Task:
Exclude the pictures; give every entry again exactly as written.

The data:

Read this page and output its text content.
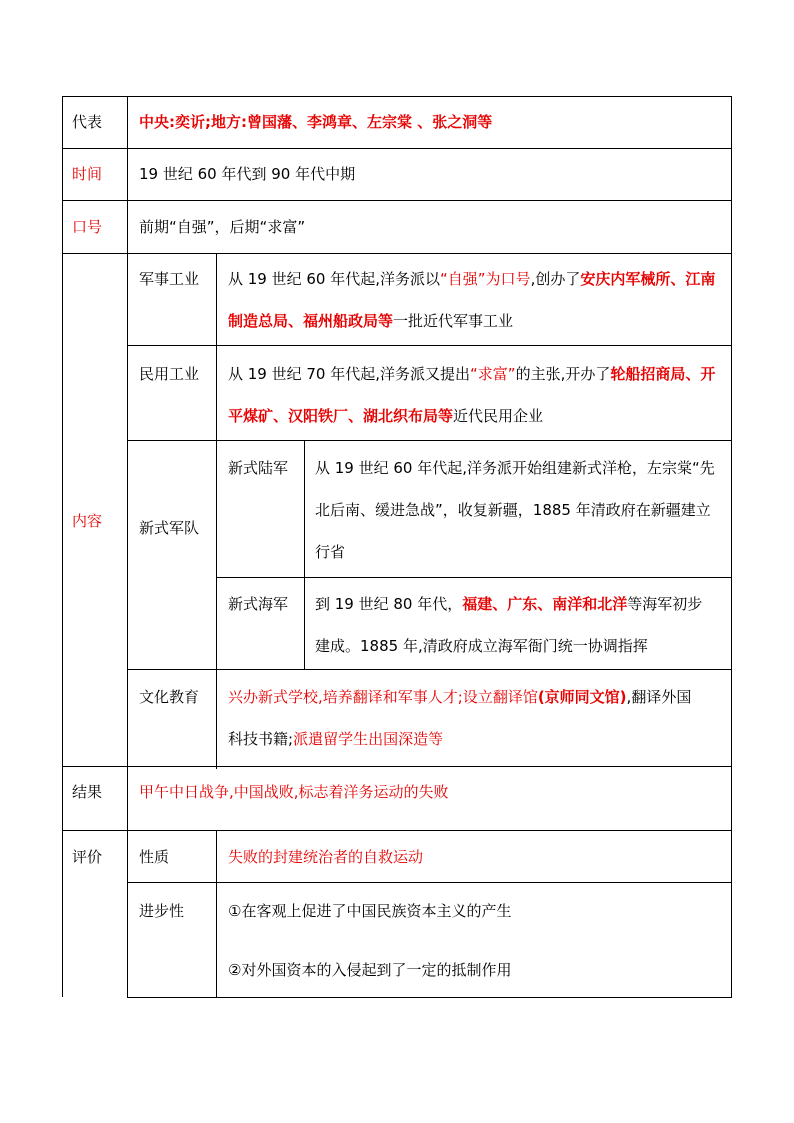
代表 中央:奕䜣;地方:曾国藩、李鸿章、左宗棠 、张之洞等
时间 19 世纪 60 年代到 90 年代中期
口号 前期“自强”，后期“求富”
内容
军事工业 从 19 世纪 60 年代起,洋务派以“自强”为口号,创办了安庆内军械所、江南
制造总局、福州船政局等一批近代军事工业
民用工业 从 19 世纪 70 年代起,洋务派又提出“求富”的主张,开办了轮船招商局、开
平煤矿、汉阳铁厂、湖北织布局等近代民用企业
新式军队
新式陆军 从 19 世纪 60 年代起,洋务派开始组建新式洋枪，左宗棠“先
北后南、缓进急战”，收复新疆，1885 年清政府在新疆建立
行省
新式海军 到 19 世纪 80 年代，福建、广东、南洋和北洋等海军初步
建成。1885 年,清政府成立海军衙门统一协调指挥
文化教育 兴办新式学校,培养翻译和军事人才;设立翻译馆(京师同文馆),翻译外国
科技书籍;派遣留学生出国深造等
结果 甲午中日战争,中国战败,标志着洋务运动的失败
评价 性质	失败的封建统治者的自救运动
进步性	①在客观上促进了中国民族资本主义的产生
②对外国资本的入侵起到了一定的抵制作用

Full output:
Read this page and output its text content.
代表 中央:奕䜣;地方:曾国藩、李鸿章、左宗棠 、张之洞等
时间 19 世纪 60 年代到 90 年代中期
口号 前期“自强”，后期“求富”
内容
军事工业 从 19 世纪 60 年代起,洋务派以“自强”为口号,创办了安庆内军械所、江南
制造总局、福州船政局等一批近代军事工业
民用工业 从 19 世纪 70 年代起,洋务派又提出“求富”的主张,开办了轮船招商局、开
平煤矿、汉阳铁厂、湖北织布局等近代民用企业
新式军队
新式陆军 从 19 世纪 60 年代起,洋务派开始组建新式洋枪，左宗棠“先
北后南、缓进急战”，收复新疆，1885 年清政府在新疆建立
行省
新式海军 到 19 世纪 80 年代，福建、广东、南洋和北洋等海军初步
建成。1885 年,清政府成立海军衙门统一协调指挥
文化教育 兴办新式学校,培养翻译和军事人才;设立翻译馆(京师同文馆),翻译外国
科技书籍;派遣留学生出国深造等
结果 甲午中日战争,中国战败,标志着洋务运动的失败
评价 性质	失败的封建统治者的自救运动
进步性	①在客观上促进了中国民族资本主义的产生
②对外国资本的入侵起到了一定的抵制作用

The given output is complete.